= DATA ENTRIES =
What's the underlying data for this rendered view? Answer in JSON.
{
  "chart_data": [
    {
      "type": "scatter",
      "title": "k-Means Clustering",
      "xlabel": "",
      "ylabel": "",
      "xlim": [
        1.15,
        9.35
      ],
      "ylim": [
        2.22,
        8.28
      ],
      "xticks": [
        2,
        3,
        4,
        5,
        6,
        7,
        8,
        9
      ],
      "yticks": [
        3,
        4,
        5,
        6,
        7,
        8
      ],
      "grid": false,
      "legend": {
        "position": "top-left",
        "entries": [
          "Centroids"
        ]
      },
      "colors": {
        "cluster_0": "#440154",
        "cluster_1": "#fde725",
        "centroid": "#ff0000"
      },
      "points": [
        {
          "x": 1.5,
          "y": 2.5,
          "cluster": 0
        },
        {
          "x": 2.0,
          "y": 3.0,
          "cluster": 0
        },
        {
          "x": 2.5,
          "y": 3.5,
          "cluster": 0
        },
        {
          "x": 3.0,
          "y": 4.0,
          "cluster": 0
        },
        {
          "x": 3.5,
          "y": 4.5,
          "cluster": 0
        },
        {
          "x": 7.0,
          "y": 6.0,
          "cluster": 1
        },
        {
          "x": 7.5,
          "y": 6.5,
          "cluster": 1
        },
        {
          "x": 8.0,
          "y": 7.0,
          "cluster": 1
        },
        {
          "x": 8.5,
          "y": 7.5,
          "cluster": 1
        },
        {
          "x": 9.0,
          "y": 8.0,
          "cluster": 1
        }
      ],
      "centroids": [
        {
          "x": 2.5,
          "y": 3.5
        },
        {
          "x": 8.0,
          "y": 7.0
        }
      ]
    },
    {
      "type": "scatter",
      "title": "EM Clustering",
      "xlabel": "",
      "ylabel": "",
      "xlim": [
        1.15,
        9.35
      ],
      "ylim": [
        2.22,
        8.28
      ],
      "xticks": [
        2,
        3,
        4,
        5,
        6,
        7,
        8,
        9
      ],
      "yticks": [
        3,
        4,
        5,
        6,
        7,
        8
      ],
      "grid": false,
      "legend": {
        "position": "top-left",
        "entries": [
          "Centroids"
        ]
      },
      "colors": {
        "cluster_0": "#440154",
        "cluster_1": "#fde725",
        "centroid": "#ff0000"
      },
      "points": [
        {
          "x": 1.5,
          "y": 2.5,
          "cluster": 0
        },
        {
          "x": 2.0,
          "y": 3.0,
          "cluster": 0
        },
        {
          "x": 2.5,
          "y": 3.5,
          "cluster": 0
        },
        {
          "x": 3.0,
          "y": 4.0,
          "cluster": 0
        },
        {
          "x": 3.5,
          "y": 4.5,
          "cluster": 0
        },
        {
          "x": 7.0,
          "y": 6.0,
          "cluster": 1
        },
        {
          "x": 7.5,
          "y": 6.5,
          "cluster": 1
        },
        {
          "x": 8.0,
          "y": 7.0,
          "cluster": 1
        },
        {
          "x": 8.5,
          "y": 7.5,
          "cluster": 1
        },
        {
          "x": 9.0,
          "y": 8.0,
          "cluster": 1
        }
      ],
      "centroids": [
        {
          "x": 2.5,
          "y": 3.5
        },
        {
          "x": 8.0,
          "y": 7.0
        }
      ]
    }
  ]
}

= GIVEN TASK =
Gather every line from the entries above where the word "Clustering" appears, and copy them.

= WRITTEN RESPONSE =
      "title": "k-Means Clustering",
      "title": "EM Clustering",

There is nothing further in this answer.